* [Dataset excerpt]
════════

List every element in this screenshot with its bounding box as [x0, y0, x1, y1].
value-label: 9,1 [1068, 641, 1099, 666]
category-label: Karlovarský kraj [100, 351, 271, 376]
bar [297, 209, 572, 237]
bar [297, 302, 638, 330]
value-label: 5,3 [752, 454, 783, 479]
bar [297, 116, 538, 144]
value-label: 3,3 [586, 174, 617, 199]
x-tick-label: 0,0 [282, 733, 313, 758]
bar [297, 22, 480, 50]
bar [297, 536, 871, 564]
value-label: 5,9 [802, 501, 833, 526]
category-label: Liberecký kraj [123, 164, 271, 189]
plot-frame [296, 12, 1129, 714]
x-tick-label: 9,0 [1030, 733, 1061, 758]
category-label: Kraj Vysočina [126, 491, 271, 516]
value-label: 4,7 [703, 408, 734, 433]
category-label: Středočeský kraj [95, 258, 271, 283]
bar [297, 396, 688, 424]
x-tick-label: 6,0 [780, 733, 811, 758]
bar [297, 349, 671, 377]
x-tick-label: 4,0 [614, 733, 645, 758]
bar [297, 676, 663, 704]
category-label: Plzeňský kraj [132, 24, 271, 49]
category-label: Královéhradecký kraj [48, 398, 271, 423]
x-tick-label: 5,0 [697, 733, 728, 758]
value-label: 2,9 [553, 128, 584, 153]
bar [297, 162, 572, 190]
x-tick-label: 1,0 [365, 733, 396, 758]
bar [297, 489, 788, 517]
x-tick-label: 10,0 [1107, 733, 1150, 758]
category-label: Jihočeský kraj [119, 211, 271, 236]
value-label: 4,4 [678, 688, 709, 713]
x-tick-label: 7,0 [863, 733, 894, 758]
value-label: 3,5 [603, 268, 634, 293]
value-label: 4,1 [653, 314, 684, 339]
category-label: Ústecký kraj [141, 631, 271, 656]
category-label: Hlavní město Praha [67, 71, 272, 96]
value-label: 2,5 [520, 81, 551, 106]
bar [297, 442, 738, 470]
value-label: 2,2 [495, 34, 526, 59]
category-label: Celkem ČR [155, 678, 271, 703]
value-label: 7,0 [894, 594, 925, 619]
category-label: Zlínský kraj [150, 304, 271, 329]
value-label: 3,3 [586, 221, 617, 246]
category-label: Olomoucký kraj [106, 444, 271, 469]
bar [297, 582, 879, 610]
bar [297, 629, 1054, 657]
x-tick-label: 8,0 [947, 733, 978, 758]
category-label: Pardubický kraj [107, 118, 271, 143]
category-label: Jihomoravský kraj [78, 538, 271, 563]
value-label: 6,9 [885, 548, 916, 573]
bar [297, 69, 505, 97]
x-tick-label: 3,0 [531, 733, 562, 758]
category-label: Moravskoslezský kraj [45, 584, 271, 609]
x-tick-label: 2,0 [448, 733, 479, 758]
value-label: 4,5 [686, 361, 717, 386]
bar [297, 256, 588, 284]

════════

Copy out every line of the records above word for word.

* [Result for this exercise]
List every element in this screenshot with its bounding box as [x0, y0, x1, y1].
value-label: 9,1 [1068, 641, 1099, 666]
category-label: Karlovarský kraj [100, 351, 271, 376]
bar [297, 209, 572, 237]
bar [297, 302, 638, 330]
value-label: 5,3 [752, 454, 783, 479]
bar [297, 116, 538, 144]
value-label: 3,3 [586, 174, 617, 199]
x-tick-label: 0,0 [282, 733, 313, 758]
bar [297, 22, 480, 50]
bar [297, 536, 871, 564]
value-label: 5,9 [802, 501, 833, 526]
category-label: Liberecký kraj [123, 164, 271, 189]
plot-frame [296, 12, 1129, 714]
x-tick-label: 9,0 [1030, 733, 1061, 758]
category-label: Kraj Vysočina [126, 491, 271, 516]
value-label: 4,7 [703, 408, 734, 433]
category-label: Středočeský kraj [95, 258, 271, 283]
bar [297, 396, 688, 424]
x-tick-label: 6,0 [780, 733, 811, 758]
bar [297, 349, 671, 377]
x-tick-label: 4,0 [614, 733, 645, 758]
bar [297, 676, 663, 704]
category-label: Plzeňský kraj [132, 24, 271, 49]
category-label: Královéhradecký kraj [48, 398, 271, 423]
x-tick-label: 5,0 [697, 733, 728, 758]
value-label: 2,9 [553, 128, 584, 153]
bar [297, 162, 572, 190]
x-tick-label: 1,0 [365, 733, 396, 758]
bar [297, 489, 788, 517]
x-tick-label: 10,0 [1107, 733, 1150, 758]
category-label: Jihočeský kraj [119, 211, 271, 236]
value-label: 4,4 [678, 688, 709, 713]
x-tick-label: 7,0 [863, 733, 894, 758]
value-label: 3,5 [603, 268, 634, 293]
value-label: 4,1 [653, 314, 684, 339]
category-label: Ústecký kraj [141, 631, 271, 656]
category-label: Hlavní město Praha [67, 71, 272, 96]
value-label: 2,5 [520, 81, 551, 106]
bar [297, 442, 738, 470]
value-label: 2,2 [495, 34, 526, 59]
category-label: Celkem ČR [155, 678, 271, 703]
value-label: 7,0 [894, 594, 925, 619]
category-label: Zlínský kraj [150, 304, 271, 329]
value-label: 3,3 [586, 221, 617, 246]
category-label: Olomoucký kraj [106, 444, 271, 469]
bar [297, 582, 879, 610]
bar [297, 629, 1054, 657]
x-tick-label: 8,0 [947, 733, 978, 758]
category-label: Pardubický kraj [107, 118, 271, 143]
category-label: Jihomoravský kraj [78, 538, 271, 563]
value-label: 6,9 [885, 548, 916, 573]
bar [297, 69, 505, 97]
x-tick-label: 3,0 [531, 733, 562, 758]
category-label: Moravskoslezský kraj [45, 584, 271, 609]
x-tick-label: 2,0 [448, 733, 479, 758]
value-label: 4,5 [686, 361, 717, 386]
bar [297, 256, 588, 284]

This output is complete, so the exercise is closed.